(Stored entries)
· · · · · · ·

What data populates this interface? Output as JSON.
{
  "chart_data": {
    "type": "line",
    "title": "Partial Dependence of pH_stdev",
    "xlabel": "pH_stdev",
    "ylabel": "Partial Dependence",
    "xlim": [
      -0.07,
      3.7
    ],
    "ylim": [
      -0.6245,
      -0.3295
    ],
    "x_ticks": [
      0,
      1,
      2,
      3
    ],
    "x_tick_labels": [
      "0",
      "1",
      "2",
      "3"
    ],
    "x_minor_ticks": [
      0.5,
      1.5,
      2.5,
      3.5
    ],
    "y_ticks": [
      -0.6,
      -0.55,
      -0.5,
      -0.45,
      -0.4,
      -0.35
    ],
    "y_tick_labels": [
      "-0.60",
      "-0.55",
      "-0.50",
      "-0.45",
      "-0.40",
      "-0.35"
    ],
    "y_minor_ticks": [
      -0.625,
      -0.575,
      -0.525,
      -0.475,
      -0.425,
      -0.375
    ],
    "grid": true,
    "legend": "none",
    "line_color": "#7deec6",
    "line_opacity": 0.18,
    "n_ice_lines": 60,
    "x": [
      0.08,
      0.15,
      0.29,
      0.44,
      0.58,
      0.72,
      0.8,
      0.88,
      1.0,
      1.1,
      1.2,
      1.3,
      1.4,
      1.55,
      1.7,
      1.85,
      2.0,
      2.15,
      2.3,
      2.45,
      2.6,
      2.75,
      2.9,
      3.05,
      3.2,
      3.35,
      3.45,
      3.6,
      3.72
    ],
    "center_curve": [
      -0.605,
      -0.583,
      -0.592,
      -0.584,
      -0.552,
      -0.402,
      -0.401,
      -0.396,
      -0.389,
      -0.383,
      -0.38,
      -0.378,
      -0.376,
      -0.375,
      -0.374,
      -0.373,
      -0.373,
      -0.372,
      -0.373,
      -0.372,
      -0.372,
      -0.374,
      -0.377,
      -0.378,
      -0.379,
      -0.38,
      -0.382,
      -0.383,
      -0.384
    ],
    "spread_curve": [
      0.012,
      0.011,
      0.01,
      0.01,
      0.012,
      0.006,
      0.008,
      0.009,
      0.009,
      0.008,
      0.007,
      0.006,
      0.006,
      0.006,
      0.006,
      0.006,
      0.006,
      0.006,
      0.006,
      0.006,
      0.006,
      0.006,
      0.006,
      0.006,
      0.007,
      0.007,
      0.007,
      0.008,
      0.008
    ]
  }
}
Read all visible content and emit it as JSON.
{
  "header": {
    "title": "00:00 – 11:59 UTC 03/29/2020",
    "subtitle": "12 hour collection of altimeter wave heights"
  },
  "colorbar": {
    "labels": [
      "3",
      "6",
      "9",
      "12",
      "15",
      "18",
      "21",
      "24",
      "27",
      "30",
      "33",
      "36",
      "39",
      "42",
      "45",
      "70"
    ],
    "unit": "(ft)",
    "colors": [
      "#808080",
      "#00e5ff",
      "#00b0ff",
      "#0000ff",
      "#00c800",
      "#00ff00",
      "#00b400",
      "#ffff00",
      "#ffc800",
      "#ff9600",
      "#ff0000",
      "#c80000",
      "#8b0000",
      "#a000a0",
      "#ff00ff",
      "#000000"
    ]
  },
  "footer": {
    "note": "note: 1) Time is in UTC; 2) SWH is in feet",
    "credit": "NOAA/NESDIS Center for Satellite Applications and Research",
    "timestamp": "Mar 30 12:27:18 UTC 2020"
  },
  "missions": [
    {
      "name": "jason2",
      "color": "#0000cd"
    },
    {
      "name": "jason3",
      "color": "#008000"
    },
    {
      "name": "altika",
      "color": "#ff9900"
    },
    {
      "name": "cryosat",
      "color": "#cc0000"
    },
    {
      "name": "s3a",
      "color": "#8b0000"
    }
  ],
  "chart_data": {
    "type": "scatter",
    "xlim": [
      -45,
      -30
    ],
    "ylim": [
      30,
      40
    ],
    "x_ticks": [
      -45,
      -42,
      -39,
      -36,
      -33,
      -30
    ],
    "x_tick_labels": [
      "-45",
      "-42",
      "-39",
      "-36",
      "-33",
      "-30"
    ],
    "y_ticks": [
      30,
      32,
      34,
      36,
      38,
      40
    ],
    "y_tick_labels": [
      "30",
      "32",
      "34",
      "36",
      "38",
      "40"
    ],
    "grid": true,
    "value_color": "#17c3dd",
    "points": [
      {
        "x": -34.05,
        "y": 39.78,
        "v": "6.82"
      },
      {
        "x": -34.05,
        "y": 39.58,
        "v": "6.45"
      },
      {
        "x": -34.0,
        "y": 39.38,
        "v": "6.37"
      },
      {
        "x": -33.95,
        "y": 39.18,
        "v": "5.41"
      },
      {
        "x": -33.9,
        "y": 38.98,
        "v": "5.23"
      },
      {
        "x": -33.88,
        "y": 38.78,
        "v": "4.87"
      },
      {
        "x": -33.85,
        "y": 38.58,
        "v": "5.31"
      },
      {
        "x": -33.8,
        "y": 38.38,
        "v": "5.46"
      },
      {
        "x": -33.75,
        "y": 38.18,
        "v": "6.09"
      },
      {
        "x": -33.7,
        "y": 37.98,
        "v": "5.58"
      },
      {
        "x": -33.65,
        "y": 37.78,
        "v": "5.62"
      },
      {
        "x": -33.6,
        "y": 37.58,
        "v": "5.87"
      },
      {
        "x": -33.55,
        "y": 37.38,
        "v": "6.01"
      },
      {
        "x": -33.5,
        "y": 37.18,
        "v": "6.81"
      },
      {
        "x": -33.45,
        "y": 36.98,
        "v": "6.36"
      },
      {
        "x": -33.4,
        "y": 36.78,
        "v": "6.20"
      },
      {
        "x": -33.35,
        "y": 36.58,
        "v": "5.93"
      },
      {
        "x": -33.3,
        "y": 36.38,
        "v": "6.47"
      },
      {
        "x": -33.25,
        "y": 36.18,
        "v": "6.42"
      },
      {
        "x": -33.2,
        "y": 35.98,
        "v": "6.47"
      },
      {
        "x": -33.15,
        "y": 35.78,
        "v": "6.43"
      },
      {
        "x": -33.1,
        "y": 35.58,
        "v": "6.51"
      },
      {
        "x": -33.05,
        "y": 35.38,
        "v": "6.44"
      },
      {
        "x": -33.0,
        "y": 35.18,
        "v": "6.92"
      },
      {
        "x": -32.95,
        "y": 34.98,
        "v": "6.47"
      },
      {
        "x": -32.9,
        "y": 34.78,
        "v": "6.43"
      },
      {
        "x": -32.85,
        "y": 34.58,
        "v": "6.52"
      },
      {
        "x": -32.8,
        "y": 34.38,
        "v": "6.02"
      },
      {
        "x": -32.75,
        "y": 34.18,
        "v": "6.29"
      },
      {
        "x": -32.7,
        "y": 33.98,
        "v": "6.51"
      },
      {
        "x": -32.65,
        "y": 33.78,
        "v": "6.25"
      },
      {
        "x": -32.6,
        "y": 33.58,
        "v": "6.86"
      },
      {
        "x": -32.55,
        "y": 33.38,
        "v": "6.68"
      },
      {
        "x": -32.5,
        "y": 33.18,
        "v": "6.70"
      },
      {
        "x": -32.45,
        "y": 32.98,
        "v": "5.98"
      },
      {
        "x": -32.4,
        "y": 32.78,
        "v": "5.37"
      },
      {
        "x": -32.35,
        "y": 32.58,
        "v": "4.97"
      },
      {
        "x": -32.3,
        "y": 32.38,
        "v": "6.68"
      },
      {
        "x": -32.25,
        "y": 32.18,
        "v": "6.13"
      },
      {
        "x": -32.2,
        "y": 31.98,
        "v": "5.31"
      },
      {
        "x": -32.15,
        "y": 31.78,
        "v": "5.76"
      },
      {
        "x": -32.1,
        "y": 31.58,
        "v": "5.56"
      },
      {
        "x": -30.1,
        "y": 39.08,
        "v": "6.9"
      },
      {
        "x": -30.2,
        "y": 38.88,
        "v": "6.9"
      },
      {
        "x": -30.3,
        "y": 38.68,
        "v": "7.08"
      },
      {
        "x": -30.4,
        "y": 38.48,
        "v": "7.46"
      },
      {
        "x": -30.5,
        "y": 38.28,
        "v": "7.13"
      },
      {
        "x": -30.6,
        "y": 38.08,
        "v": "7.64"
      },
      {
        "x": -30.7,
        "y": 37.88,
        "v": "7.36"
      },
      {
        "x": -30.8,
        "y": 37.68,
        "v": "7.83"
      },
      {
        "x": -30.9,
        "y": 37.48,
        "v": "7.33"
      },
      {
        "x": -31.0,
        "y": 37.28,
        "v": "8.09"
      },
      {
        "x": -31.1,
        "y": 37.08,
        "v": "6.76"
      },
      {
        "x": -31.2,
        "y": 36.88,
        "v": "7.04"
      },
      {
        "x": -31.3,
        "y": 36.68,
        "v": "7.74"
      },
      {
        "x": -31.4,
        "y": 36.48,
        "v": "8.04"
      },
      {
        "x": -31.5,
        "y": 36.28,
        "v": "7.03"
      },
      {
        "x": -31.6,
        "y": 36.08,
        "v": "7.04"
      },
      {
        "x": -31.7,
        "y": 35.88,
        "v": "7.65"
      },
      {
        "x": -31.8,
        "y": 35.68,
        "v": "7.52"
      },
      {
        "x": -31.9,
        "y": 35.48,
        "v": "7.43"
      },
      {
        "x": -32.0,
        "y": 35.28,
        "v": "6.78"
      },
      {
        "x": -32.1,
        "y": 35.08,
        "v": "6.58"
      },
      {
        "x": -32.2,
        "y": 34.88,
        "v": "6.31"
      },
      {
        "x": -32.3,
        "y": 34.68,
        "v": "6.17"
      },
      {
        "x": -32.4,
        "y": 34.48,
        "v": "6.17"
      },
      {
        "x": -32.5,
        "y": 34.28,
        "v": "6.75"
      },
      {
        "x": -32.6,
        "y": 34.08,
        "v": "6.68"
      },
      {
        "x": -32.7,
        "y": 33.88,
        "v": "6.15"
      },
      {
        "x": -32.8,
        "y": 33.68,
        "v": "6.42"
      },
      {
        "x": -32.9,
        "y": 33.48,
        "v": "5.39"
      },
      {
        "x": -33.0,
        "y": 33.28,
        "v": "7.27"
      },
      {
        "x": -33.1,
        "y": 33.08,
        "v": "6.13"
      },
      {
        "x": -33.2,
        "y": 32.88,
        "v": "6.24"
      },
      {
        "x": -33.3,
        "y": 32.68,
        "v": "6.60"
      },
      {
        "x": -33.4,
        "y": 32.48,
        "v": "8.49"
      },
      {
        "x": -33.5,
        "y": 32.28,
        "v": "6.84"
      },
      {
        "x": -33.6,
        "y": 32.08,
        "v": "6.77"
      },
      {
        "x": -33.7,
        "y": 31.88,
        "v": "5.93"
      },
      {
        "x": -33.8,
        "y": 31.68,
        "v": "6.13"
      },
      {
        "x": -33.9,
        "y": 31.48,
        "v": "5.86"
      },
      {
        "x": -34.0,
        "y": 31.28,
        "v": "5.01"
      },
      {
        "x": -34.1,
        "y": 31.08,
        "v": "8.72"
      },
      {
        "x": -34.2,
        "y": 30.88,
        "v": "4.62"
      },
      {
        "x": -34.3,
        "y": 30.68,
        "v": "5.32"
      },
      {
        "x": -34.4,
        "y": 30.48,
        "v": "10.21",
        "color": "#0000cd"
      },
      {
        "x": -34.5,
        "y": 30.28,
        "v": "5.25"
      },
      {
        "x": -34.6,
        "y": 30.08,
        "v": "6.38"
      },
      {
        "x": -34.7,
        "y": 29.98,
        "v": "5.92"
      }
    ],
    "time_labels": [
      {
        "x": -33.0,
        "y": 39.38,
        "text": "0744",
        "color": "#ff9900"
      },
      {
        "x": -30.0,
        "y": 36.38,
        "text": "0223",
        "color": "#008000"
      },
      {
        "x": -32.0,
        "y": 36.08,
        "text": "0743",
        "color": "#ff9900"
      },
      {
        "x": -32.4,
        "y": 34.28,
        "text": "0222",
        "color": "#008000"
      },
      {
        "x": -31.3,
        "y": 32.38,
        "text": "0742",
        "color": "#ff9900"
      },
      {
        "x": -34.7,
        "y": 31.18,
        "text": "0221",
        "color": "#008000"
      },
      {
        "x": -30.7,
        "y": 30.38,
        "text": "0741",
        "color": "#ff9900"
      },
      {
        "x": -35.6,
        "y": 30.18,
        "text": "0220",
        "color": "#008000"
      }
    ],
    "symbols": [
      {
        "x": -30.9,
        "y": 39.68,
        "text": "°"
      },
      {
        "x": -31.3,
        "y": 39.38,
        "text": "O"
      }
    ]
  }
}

· · · · · · ·

→ **What is expected**:
Report all lines of the material that contain the word "name".

→ **Task output**:
      "name": "jason2",
      "name": "jason3",
      "name": "altika",
      "name": "cryosat",
      "name": "s3a",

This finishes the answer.